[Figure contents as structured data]
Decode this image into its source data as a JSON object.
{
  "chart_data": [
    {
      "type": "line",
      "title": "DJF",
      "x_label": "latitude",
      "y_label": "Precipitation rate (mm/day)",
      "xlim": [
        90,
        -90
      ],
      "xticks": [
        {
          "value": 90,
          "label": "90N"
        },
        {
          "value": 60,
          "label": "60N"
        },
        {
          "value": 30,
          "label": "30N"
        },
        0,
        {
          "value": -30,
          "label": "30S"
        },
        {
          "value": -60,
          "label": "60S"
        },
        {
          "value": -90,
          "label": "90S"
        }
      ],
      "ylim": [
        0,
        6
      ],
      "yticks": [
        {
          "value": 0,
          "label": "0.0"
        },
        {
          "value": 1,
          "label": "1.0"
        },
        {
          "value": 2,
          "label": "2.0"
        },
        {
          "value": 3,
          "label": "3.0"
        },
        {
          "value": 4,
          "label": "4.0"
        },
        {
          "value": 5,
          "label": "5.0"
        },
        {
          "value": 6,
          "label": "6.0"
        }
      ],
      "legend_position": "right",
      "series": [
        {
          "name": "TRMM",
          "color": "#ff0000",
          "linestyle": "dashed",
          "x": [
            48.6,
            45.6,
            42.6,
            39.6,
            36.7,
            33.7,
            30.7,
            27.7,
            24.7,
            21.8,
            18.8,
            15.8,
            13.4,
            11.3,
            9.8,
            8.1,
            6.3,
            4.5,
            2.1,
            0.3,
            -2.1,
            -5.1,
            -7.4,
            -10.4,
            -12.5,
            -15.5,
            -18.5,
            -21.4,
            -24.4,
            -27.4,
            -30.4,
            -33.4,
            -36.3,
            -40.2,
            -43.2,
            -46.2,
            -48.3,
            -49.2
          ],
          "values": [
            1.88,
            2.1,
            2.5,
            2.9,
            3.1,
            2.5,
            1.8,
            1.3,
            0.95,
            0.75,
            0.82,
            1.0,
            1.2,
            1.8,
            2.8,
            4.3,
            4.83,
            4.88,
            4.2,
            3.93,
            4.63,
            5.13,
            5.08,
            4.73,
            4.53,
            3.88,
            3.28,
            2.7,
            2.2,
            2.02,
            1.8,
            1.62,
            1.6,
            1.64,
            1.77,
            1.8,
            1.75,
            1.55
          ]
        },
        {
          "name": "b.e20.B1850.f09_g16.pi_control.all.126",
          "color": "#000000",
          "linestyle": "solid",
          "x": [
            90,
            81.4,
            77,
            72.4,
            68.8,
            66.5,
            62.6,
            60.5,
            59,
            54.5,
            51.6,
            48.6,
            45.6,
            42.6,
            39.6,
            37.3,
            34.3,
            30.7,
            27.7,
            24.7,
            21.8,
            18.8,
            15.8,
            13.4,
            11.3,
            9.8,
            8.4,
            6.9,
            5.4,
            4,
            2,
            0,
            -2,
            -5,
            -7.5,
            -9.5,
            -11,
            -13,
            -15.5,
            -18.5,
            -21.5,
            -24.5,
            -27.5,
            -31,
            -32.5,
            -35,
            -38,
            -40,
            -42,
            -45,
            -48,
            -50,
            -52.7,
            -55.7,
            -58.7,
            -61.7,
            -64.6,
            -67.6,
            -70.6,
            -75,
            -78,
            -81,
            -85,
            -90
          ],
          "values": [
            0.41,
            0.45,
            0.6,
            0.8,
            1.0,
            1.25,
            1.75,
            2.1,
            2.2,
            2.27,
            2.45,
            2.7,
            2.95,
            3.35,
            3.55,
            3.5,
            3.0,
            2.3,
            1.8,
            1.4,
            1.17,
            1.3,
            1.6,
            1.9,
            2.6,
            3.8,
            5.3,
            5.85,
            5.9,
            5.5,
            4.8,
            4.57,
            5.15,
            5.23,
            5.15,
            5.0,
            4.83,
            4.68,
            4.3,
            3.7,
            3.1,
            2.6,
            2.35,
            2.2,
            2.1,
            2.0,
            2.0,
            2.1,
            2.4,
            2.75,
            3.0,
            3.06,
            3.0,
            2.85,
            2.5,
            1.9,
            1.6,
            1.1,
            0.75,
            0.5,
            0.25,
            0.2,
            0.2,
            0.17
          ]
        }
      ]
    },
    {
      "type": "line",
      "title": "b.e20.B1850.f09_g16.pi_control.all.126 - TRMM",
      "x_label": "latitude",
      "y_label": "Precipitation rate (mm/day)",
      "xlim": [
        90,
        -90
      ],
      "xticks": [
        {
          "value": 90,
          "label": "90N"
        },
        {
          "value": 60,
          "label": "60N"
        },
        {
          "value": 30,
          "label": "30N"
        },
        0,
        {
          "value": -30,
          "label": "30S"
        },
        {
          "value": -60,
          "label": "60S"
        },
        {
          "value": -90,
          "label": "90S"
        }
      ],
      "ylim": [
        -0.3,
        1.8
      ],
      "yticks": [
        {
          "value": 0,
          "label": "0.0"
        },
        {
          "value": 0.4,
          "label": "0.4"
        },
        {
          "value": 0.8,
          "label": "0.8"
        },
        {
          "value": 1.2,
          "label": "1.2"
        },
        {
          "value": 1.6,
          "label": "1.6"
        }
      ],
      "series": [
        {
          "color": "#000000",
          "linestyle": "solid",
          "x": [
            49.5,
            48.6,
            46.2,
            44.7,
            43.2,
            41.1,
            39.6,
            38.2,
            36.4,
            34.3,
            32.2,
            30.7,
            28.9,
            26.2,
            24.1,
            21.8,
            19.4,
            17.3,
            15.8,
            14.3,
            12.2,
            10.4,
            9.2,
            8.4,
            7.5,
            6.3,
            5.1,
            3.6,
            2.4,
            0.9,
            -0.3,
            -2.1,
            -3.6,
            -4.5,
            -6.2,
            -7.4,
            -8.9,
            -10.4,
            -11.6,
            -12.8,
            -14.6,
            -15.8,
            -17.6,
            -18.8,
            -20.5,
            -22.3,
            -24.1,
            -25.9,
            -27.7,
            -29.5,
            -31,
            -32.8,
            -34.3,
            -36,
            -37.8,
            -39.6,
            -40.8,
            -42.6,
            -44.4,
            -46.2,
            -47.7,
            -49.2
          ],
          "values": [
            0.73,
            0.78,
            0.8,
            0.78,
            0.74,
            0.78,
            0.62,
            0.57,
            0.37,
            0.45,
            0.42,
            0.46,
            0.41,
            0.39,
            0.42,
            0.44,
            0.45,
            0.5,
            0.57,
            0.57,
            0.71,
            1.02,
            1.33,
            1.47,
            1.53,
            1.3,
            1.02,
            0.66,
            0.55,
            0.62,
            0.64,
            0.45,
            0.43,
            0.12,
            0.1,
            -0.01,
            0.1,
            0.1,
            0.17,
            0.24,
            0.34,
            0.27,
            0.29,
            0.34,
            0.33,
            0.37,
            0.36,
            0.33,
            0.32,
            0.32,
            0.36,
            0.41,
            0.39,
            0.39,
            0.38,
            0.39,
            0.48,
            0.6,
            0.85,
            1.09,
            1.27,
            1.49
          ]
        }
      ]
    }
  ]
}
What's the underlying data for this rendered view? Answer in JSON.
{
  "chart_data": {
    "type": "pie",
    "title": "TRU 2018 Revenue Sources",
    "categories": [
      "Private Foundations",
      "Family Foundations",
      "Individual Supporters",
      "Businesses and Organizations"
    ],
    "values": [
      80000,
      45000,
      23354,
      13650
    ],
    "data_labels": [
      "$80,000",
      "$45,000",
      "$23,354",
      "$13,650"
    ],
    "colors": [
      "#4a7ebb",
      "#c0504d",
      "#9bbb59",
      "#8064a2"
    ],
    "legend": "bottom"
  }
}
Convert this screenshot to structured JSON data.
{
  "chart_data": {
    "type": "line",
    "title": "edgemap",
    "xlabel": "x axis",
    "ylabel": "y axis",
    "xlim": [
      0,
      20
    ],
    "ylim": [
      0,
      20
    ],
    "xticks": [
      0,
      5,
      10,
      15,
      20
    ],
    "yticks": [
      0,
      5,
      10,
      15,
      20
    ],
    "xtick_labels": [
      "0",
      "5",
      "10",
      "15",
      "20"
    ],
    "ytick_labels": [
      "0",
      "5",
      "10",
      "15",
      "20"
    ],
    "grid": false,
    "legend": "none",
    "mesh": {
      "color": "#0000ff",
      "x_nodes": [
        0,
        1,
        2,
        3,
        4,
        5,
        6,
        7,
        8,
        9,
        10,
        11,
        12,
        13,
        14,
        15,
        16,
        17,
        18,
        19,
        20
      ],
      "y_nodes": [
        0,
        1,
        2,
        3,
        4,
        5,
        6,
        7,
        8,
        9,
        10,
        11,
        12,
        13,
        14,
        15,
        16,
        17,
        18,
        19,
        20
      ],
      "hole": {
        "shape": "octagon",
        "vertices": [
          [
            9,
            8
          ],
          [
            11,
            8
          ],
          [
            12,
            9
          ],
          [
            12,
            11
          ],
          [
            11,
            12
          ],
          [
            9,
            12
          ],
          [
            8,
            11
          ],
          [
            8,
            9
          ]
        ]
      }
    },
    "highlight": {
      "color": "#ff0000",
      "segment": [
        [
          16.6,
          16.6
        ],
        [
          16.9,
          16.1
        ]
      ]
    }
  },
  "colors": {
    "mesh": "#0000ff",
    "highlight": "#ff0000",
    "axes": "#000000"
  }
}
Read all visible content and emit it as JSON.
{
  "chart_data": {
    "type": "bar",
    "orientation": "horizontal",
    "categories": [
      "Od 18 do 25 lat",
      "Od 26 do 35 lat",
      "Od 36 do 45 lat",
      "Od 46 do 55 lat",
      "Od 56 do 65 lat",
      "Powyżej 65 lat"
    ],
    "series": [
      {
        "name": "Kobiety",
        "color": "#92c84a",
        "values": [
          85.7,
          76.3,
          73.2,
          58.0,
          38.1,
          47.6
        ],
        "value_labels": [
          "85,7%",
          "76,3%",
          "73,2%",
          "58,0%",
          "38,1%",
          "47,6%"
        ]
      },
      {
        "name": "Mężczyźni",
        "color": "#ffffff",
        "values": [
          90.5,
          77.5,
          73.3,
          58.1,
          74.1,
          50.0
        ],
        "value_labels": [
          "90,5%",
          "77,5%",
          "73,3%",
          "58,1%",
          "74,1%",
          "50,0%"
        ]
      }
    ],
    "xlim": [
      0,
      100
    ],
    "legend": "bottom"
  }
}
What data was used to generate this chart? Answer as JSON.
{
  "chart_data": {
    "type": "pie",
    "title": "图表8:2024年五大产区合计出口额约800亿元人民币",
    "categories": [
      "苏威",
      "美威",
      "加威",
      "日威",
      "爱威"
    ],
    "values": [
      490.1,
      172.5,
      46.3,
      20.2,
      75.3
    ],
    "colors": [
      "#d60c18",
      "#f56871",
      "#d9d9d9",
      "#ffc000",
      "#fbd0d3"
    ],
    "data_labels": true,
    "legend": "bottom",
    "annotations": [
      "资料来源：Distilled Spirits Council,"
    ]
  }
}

## Set problem
Find the word "Answer" in the entries above and gather every line that holds it.

## Written reply
What's the underlying data for this rendered view? Answer in JSON.
What data was used to generate this chart? Answer as JSON.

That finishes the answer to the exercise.